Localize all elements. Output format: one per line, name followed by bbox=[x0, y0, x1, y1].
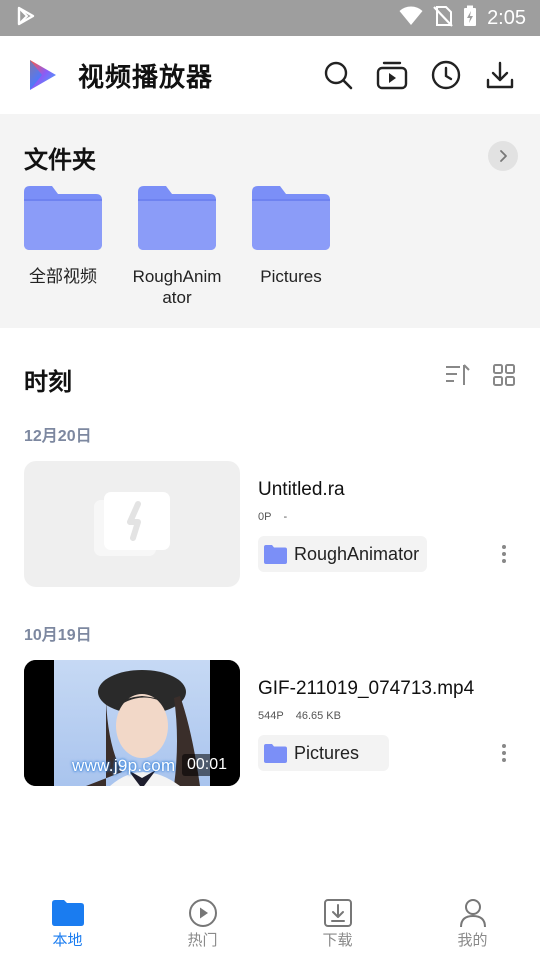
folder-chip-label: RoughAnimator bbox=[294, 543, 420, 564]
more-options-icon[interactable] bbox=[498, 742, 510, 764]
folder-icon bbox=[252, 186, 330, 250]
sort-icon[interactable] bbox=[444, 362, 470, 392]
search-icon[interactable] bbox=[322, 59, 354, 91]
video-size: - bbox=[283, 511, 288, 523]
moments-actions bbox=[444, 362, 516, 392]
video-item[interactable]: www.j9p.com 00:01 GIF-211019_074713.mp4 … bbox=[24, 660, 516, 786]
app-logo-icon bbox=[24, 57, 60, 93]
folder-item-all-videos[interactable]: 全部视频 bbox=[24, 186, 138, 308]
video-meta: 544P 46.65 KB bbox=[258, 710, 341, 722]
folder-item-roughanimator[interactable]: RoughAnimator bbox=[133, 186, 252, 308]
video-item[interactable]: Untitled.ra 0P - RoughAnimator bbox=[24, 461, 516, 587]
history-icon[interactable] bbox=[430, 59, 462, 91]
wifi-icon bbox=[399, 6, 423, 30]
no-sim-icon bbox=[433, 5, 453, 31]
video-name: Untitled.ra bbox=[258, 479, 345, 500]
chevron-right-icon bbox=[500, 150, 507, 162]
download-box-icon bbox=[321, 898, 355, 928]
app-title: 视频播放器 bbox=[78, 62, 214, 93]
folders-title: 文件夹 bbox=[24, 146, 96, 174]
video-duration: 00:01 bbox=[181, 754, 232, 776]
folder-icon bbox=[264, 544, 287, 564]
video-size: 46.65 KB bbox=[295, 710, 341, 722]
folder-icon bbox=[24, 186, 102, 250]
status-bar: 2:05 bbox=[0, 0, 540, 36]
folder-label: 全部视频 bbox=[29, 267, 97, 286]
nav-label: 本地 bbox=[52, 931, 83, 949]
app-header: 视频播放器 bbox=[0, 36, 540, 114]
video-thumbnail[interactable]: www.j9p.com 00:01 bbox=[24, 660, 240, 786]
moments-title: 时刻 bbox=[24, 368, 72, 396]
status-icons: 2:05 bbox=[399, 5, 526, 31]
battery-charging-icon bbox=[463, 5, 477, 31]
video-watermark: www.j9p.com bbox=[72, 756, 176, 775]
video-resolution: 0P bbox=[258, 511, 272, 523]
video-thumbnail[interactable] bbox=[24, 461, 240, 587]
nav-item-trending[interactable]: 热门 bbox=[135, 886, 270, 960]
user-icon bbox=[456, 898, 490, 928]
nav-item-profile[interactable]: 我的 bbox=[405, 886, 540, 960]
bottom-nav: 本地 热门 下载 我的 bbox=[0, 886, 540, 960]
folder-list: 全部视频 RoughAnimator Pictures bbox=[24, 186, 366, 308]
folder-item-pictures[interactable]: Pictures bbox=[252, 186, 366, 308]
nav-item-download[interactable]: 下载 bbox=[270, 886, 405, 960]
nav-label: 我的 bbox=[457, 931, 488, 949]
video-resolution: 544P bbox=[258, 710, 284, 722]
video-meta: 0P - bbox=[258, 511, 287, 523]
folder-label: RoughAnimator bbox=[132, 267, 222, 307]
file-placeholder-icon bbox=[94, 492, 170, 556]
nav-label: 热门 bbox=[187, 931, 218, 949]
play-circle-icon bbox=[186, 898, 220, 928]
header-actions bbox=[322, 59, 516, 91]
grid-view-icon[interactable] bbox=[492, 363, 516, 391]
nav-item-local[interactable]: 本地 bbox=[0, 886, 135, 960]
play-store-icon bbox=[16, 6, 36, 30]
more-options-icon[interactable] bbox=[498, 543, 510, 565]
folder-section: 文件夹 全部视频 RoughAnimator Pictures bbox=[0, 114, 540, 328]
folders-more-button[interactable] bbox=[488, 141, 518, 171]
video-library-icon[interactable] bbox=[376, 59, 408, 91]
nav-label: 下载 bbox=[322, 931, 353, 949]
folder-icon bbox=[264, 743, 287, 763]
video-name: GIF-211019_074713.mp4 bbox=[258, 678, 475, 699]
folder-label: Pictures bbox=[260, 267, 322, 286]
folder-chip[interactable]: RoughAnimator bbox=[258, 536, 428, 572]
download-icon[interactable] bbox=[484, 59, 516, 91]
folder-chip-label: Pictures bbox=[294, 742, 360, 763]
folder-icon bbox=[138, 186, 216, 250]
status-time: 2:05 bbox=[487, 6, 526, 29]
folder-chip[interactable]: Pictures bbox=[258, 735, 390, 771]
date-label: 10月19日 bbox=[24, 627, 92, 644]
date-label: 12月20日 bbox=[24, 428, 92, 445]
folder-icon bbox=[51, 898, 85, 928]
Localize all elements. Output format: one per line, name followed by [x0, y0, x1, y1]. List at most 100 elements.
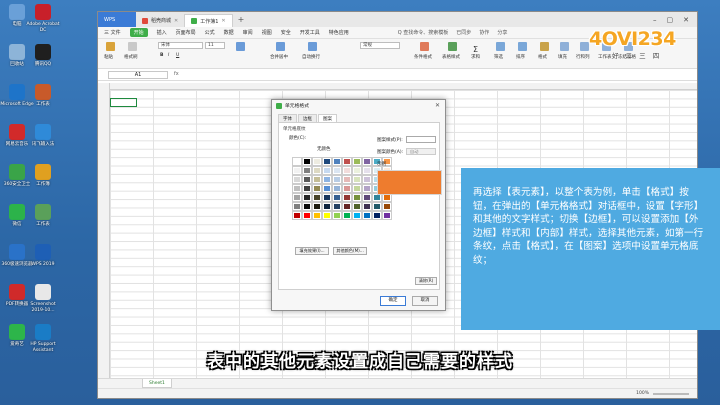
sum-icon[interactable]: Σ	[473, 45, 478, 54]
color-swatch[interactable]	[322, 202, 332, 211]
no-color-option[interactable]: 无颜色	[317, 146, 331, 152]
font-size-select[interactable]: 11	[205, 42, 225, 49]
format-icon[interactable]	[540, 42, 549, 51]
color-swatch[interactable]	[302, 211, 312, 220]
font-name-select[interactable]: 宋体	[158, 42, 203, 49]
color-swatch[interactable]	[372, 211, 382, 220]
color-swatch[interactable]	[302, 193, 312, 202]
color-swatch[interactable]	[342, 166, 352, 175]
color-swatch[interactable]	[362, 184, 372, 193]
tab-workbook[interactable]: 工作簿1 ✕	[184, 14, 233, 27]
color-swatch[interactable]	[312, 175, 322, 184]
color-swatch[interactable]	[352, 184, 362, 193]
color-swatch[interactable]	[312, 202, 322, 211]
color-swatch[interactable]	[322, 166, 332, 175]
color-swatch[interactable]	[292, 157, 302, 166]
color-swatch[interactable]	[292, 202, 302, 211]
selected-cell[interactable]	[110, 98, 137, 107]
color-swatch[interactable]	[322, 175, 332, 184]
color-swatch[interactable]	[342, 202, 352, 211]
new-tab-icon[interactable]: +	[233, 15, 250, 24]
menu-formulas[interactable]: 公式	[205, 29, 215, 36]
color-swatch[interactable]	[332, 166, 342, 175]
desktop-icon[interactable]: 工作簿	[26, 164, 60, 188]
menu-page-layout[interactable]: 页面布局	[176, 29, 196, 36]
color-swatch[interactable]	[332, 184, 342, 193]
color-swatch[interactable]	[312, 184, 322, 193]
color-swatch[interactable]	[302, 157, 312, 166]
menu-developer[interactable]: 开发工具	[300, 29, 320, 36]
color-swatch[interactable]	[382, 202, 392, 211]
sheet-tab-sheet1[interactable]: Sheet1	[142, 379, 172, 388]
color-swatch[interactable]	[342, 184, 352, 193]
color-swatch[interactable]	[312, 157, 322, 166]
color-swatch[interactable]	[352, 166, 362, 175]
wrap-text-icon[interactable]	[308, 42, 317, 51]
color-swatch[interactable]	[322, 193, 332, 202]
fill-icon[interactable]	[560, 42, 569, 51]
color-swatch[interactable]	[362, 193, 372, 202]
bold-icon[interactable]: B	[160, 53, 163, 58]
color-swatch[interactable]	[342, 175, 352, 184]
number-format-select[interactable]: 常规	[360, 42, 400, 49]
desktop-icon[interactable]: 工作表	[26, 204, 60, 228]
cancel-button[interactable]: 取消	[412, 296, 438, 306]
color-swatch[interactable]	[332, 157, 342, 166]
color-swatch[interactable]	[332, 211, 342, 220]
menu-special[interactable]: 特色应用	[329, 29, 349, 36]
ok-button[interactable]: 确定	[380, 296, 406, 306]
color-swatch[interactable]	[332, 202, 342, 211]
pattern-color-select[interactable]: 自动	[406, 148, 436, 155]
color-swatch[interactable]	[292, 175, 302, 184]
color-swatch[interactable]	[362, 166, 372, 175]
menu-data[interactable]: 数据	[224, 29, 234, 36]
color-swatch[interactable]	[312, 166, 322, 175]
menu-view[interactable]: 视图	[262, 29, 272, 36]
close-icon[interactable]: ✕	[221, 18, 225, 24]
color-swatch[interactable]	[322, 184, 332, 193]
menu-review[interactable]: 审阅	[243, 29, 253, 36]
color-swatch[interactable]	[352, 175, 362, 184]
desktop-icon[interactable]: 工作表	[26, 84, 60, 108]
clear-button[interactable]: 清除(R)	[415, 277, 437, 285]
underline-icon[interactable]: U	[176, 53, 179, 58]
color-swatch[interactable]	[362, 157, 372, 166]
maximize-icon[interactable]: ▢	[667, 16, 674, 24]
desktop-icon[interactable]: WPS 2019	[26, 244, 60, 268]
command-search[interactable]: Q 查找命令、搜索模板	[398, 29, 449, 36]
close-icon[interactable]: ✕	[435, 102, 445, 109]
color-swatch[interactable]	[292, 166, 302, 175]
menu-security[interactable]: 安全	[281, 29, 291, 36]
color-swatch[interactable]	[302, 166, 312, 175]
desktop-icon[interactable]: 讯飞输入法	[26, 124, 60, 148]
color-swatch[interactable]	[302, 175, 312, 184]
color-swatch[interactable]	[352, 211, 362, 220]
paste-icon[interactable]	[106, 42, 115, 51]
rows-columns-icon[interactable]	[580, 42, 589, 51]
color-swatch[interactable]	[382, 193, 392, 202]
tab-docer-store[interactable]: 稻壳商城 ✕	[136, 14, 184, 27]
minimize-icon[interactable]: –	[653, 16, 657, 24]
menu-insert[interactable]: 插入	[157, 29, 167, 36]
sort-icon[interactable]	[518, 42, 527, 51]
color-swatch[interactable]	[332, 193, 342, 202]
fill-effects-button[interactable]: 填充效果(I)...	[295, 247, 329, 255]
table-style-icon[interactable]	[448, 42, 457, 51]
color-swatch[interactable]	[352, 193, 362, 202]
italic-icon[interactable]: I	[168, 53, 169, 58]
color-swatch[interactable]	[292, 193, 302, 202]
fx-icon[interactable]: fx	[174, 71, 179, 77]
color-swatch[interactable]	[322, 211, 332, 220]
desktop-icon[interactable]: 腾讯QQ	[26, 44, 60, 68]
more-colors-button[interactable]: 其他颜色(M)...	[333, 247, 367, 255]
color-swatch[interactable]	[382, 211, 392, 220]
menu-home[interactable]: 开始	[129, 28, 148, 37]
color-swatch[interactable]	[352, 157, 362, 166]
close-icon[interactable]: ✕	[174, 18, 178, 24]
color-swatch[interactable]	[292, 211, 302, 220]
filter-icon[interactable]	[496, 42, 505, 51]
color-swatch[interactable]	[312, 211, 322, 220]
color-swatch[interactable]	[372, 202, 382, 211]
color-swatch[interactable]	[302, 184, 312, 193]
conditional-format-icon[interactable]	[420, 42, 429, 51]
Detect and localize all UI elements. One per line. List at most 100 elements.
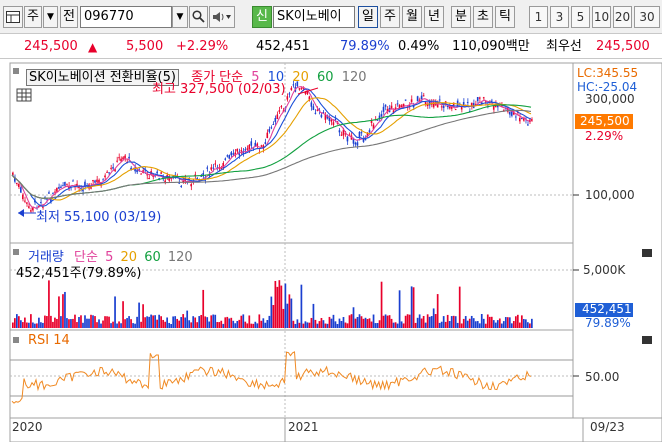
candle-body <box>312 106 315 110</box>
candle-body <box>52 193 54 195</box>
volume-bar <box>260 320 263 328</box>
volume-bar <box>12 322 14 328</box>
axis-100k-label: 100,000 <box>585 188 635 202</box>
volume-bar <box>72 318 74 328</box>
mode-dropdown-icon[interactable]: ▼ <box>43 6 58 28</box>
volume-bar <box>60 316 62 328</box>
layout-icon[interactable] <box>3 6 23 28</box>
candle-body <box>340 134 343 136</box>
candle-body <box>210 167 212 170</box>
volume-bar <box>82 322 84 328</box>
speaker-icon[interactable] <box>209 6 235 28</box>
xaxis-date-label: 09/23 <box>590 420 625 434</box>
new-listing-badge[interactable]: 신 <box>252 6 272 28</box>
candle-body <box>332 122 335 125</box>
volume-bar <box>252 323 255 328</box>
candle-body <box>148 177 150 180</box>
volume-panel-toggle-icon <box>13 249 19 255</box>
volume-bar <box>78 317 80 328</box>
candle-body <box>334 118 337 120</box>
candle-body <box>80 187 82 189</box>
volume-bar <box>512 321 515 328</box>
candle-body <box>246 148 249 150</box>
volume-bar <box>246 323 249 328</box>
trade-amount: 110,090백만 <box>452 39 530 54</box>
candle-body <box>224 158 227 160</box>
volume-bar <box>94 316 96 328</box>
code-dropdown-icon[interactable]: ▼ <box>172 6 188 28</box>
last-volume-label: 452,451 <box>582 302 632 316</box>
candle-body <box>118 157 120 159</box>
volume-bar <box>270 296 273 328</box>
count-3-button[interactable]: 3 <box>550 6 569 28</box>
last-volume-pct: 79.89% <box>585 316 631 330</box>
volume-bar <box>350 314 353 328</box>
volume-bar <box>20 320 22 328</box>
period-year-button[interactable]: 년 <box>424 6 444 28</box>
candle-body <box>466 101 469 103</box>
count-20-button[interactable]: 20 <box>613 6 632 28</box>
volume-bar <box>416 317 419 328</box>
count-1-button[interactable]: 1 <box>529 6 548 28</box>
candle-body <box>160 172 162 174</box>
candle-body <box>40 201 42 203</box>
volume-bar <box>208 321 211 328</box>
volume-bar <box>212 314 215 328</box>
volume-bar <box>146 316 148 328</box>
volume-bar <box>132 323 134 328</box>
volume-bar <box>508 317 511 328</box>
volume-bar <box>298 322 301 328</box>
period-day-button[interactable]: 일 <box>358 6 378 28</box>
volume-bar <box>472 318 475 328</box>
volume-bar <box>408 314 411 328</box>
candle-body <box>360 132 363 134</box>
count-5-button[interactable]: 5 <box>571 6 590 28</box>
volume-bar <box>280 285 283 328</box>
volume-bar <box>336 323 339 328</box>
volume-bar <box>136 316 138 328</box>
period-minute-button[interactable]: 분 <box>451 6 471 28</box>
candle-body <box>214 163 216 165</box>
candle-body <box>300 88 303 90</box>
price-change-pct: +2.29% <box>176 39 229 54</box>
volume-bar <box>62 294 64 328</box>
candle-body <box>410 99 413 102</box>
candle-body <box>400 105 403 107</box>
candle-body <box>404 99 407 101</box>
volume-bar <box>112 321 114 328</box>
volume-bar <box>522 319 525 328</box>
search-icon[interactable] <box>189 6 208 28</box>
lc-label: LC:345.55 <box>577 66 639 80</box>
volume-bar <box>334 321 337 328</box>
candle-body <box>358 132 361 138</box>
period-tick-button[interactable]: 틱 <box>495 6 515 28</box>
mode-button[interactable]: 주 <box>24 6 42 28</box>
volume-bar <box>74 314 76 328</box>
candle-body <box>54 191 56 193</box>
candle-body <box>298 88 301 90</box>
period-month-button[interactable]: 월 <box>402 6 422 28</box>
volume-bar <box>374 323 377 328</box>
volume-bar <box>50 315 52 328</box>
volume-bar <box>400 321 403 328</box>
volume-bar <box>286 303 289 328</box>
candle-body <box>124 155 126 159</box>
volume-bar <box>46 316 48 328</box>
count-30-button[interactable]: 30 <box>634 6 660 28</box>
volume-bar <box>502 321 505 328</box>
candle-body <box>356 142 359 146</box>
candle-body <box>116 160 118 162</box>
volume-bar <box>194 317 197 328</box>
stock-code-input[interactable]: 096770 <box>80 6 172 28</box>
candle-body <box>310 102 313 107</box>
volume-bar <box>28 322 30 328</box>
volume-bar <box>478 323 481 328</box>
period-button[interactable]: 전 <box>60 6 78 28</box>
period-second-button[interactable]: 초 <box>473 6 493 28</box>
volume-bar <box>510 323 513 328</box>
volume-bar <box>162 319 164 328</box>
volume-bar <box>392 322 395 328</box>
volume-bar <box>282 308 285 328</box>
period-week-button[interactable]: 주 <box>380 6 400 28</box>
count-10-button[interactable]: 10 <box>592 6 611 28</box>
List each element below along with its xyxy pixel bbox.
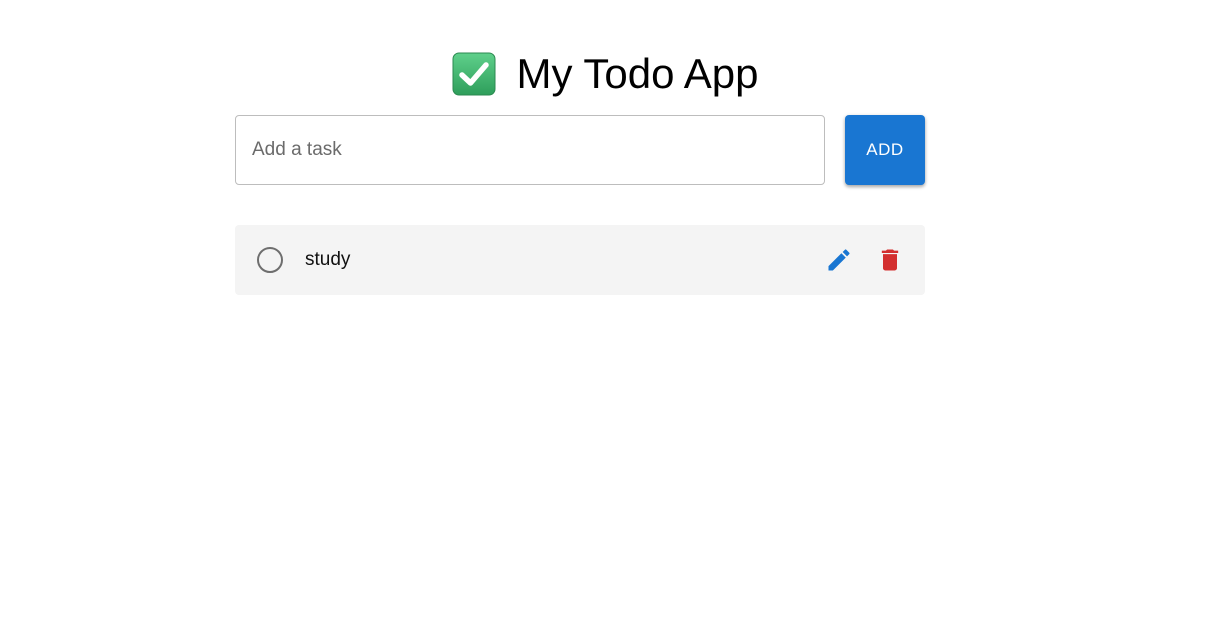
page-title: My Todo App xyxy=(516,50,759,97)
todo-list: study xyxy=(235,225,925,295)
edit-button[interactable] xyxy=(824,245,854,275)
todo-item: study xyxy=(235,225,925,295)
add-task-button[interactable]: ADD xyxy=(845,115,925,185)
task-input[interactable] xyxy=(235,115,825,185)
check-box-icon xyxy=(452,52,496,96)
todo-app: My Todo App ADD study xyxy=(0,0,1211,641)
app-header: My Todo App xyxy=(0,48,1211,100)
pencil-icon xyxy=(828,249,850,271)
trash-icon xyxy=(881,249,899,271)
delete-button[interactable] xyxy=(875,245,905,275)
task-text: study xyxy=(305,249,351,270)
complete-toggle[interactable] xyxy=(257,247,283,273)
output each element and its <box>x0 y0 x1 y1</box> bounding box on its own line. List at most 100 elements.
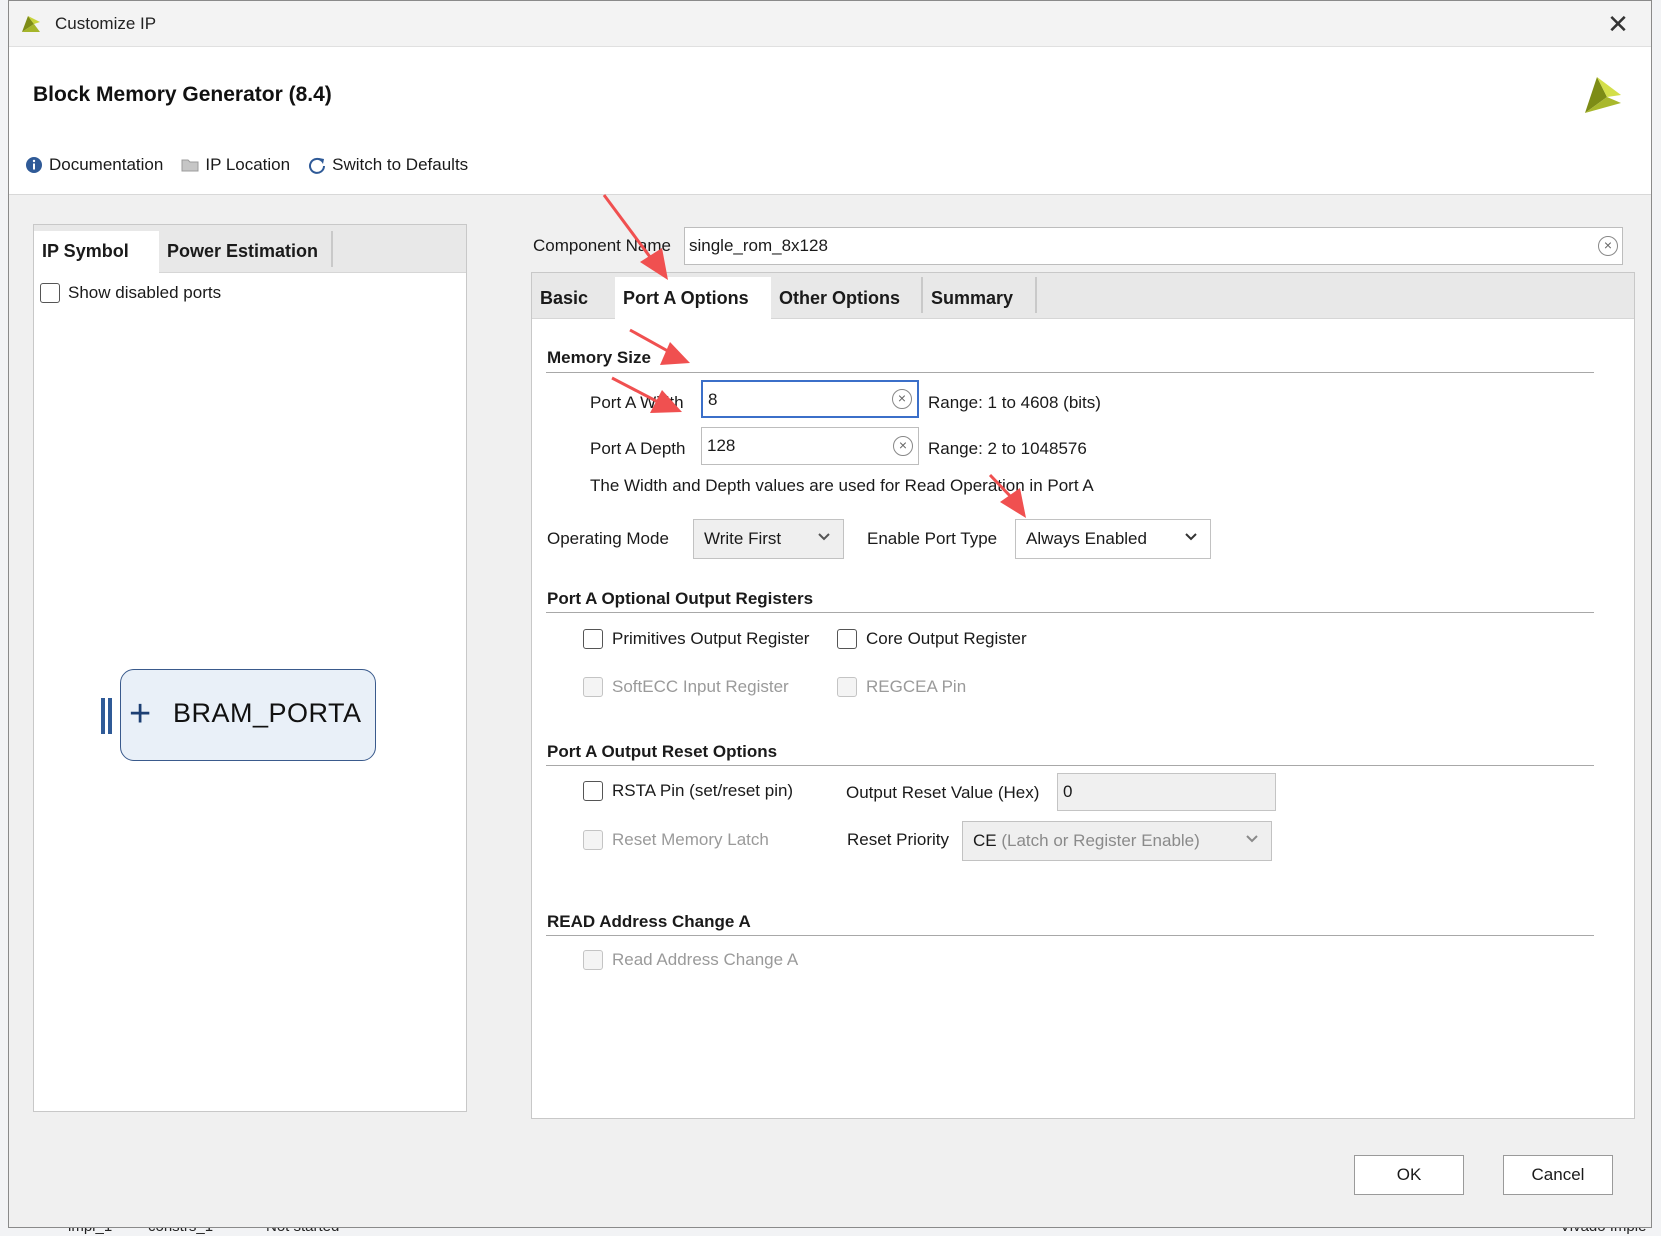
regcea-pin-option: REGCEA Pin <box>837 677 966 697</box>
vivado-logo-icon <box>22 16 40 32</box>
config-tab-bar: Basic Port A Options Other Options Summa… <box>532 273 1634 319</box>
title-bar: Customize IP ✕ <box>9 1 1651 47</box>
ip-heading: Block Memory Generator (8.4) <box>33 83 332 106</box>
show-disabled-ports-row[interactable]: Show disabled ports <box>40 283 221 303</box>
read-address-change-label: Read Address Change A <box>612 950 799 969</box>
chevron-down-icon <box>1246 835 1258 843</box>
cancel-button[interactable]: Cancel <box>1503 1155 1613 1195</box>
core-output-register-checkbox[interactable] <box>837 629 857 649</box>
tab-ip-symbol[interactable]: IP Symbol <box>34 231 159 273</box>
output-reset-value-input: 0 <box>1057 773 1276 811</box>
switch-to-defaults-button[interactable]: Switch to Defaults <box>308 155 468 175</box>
----
Put the data lines into a numbered list, starting at the line containing "45, 478, 54]" and ending at the line containing "184, 342, 193]". Skip any blank lines.

1. sum-icon[interactable]: Σ	[473, 45, 478, 54]
2. color-swatch[interactable]	[322, 202, 332, 211]
3. no-color-option[interactable]: 无颜色	[317, 146, 331, 152]
4. font-size-select[interactable]: 11	[205, 42, 225, 49]
5. format-icon[interactable]	[540, 42, 549, 51]
6. color-swatch[interactable]	[302, 211, 312, 220]
7. font-name-select[interactable]: 宋体	[158, 42, 203, 49]
8. color-swatch[interactable]	[372, 211, 382, 220]
9. color-swatch[interactable]	[302, 193, 312, 202]
10. color-swatch[interactable]	[342, 166, 352, 175]
11. color-swatch[interactable]	[362, 184, 372, 193]
12. tab-workbook[interactable]: 工作簿1 ✕	[184, 14, 233, 27]
13. color-swatch[interactable]	[312, 175, 322, 184]
14. color-swatch[interactable]	[352, 184, 362, 193]
15. color-swatch[interactable]	[312, 202, 322, 211]
16. color-swatch[interactable]	[322, 166, 332, 175]
17. color-swatch[interactable]	[292, 157, 302, 166]
18. color-swatch[interactable]	[292, 202, 302, 211]
19. selected-cell[interactable]	[110, 98, 137, 107]
20. color-swatch[interactable]	[322, 175, 332, 184]
21. color-swatch[interactable]	[342, 202, 352, 211]
22. new-tab-icon[interactable]: +	[233, 15, 250, 24]
23. menu-formulas[interactable]: 公式	[205, 29, 215, 36]
24. color-swatch[interactable]	[332, 166, 342, 175]
25. desktop-icon[interactable]: 工作簿	[26, 164, 60, 188]
26. menu-page-layout[interactable]: 页面布局	[176, 29, 196, 36]
27. color-swatch[interactable]	[332, 184, 342, 193]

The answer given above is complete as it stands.